>> begin Task input
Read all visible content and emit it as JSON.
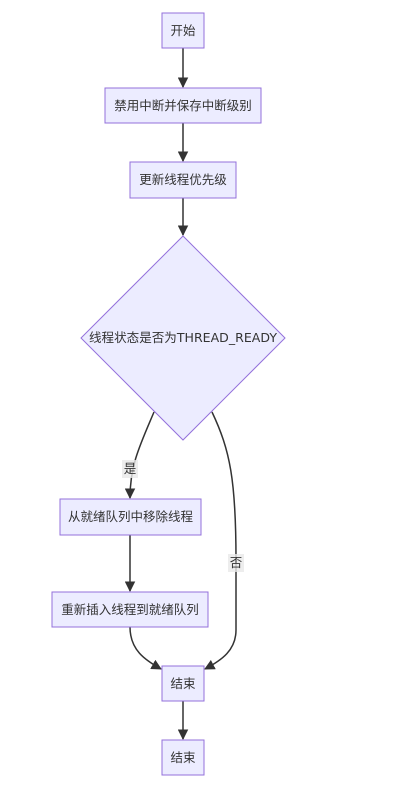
{
  "flowchart": {
    "nodes": {
      "start": "开始",
      "disable_irq": "禁用中断并保存中断级别",
      "update_priority": "更新线程优先级",
      "check_ready": "线程状态是否为THREAD_READY",
      "remove_ready": "从就绪队列中移除线程",
      "reinsert_ready": "重新插入线程到就绪队列",
      "end_1": "结束",
      "end_2": "结束"
    },
    "edges": {
      "yes_label": "是",
      "no_label": "否"
    }
  },
  "colors": {
    "node_fill": "#ececff",
    "node_stroke": "#9370db",
    "edge": "#333333"
  }
}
>> end Task input
- [Exercise task]
Above are records to transcribe exactly; leave their pictures out.

- [Solution to this exercise]
Read all visible content and emit it as JSON.
{
  "flowchart": {
    "nodes": {
      "start": "开始",
      "disable_irq": "禁用中断并保存中断级别",
      "update_priority": "更新线程优先级",
      "check_ready": "线程状态是否为THREAD_READY",
      "remove_ready": "从就绪队列中移除线程",
      "reinsert_ready": "重新插入线程到就绪队列",
      "end_1": "结束",
      "end_2": "结束"
    },
    "edges": {
      "yes_label": "是",
      "no_label": "否"
    }
  },
  "colors": {
    "node_fill": "#ececff",
    "node_stroke": "#9370db",
    "edge": "#333333"
  }
}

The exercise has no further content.